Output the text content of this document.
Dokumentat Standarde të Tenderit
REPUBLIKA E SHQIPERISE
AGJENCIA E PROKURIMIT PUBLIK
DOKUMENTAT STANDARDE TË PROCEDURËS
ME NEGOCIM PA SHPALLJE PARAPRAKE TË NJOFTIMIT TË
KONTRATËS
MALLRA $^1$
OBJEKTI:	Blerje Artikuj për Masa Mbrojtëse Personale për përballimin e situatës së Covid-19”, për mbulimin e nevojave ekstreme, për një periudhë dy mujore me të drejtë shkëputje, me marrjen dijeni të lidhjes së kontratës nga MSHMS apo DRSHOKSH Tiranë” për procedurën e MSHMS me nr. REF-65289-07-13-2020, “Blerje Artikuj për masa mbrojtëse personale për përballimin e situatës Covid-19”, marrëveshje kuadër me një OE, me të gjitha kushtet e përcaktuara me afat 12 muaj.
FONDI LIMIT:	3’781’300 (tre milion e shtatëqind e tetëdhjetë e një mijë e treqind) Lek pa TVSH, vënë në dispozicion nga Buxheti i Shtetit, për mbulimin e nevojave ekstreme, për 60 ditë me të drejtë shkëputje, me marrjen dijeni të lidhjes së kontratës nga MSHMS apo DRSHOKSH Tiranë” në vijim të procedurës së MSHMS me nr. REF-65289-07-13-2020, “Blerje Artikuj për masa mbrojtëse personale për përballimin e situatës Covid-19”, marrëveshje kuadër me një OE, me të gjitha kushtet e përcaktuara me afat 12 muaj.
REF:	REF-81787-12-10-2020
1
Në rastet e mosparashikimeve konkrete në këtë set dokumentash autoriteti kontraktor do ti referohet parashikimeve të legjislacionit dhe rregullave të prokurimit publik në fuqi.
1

◇ ◇ ◇ ◇

Exercise prompt → Look through the entries above and report each line where the string "masa" occurs.

Solved exercise →
OBJEKTI:	Blerje Artikuj për Masa Mbrojtëse Personale për përballimin e situatës së Covid-19”, për mbulimin e nevojave ekstreme, për një periudhë dy mujore me të drejtë shkëputje, me marrjen dijeni të lidhjes së kontratës nga MSHMS apo DRSHOKSH Tiranë” për procedurën e MSHMS me nr. REF-65289-07-13-2020, “Blerje Artikuj për masa mbrojtëse personale për përballimin e situatës Covid-19”, marrëveshje kuadër me një OE, me të gjitha kushtet e përcaktuara me afat 12 muaj.
FONDI LIMIT:	3’781’300 (tre milion e shtatëqind e tetëdhjetë e një mijë e treqind) Lek pa TVSH, vënë në dispozicion nga Buxheti i Shtetit, për mbulimin e nevojave ekstreme, për 60 ditë me të drejtë shkëputje, me marrjen dijeni të lidhjes së kontratës nga MSHMS apo DRSHOKSH Tiranë” në vijim të procedurës së MSHMS me nr. REF-65289-07-13-2020, “Blerje Artikuj për masa mbrojtëse personale për përballimin e situatës Covid-19”, marrëveshje kuadër me një OE, me të gjitha kushtet e përcaktuara me afat 12 muaj.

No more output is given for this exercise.